→ **Your task**
Exactly as written, quote every line that follows, skipping the images.

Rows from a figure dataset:
---*---

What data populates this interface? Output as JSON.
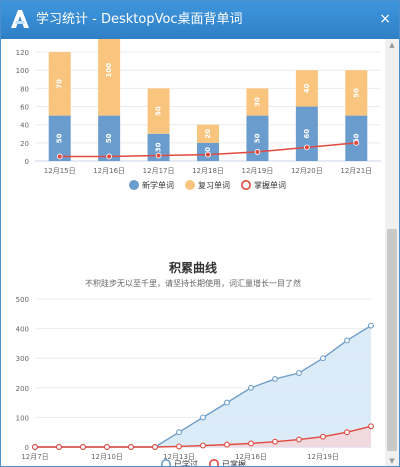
{
  "window": {
    "title": "学习统计 - DesktopVoc桌面背单词",
    "close_symbol": "×"
  },
  "colors": {
    "titlebar": "#3389d1",
    "new_words": "#6b9cce",
    "review_words": "#f8c47e",
    "mastered": "#e04a3f",
    "learned_line": "#6f9ec8",
    "learned_fill": "#d6e8f7"
  },
  "chart_data": [
    {
      "type": "bar",
      "categories": [
        "12月15日",
        "12月16日",
        "12月17日",
        "12月18日",
        "12月19日",
        "12月20日",
        "12月21日"
      ],
      "series": [
        {
          "name": "新学单词",
          "values": [
            50,
            50,
            30,
            20,
            50,
            60,
            50
          ]
        },
        {
          "name": "复习单词",
          "values": [
            70,
            100,
            50,
            20,
            30,
            40,
            50
          ]
        },
        {
          "name": "掌握单词",
          "values": [
            5,
            5,
            6,
            7,
            10,
            15,
            20
          ]
        }
      ],
      "ylim": [
        0,
        130
      ],
      "yticks": [
        0,
        20,
        40,
        60,
        80,
        100,
        120
      ],
      "legend": "bottom"
    },
    {
      "type": "area",
      "title": "积累曲线",
      "subtitle": "不积跬步无以至千里，请坚持长期使用，词汇量增长一目了然",
      "xticks": [
        "12月7日",
        "12月10日",
        "12月13日",
        "12月16日",
        "12月19日"
      ],
      "ylim": [
        0,
        500
      ],
      "yticks": [
        0,
        100,
        200,
        300,
        400,
        500
      ],
      "series": [
        {
          "name": "已学过",
          "values": [
            0,
            0,
            0,
            0,
            0,
            0,
            50,
            100,
            150,
            200,
            230,
            250,
            300,
            360,
            410
          ]
        },
        {
          "name": "已掌握",
          "values": [
            0,
            0,
            0,
            0,
            0,
            0,
            2,
            5,
            8,
            12,
            18,
            25,
            35,
            50,
            70
          ]
        }
      ],
      "legend": "bottom"
    }
  ]
}
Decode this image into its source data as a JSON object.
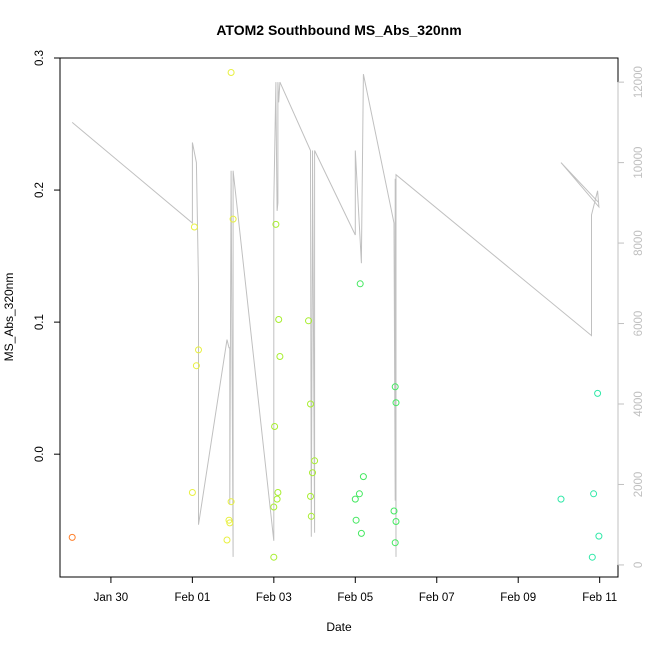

---*---

→ **Written response**
What data populates this interface? Output as JSON.
{
  "window": {
    "title": "学习统计 - DesktopVoc桌面背单词",
    "close_symbol": "×"
  },
  "colors": {
    "titlebar": "#3389d1",
    "new_words": "#6b9cce",
    "review_words": "#f8c47e",
    "mastered": "#e04a3f",
    "learned_line": "#6f9ec8",
    "learned_fill": "#d6e8f7"
  },
  "chart_data": [
    {
      "type": "bar",
      "categories": [
        "12月15日",
        "12月16日",
        "12月17日",
        "12月18日",
        "12月19日",
        "12月20日",
        "12月21日"
      ],
      "series": [
        {
          "name": "新学单词",
          "values": [
            50,
            50,
            30,
            20,
            50,
            60,
            50
          ]
        },
        {
          "name": "复习单词",
          "values": [
            70,
            100,
            50,
            20,
            30,
            40,
            50
          ]
        },
        {
          "name": "掌握单词",
          "values": [
            5,
            5,
            6,
            7,
            10,
            15,
            20
          ]
        }
      ],
      "ylim": [
        0,
        130
      ],
      "yticks": [
        0,
        20,
        40,
        60,
        80,
        100,
        120
      ],
      "legend": "bottom"
    },
    {
      "type": "area",
      "title": "积累曲线",
      "subtitle": "不积跬步无以至千里，请坚持长期使用，词汇量增长一目了然",
      "xticks": [
        "12月7日",
        "12月10日",
        "12月13日",
        "12月16日",
        "12月19日"
      ],
      "ylim": [
        0,
        500
      ],
      "yticks": [
        0,
        100,
        200,
        300,
        400,
        500
      ],
      "series": [
        {
          "name": "已学过",
          "values": [
            0,
            0,
            0,
            0,
            0,
            0,
            50,
            100,
            150,
            200,
            230,
            250,
            300,
            360,
            410
          ]
        },
        {
          "name": "已掌握",
          "values": [
            0,
            0,
            0,
            0,
            0,
            0,
            2,
            5,
            8,
            12,
            18,
            25,
            35,
            50,
            70
          ]
        }
      ],
      "legend": "bottom"
    }
  ]
}
Decode this image into its source data as a JSON object.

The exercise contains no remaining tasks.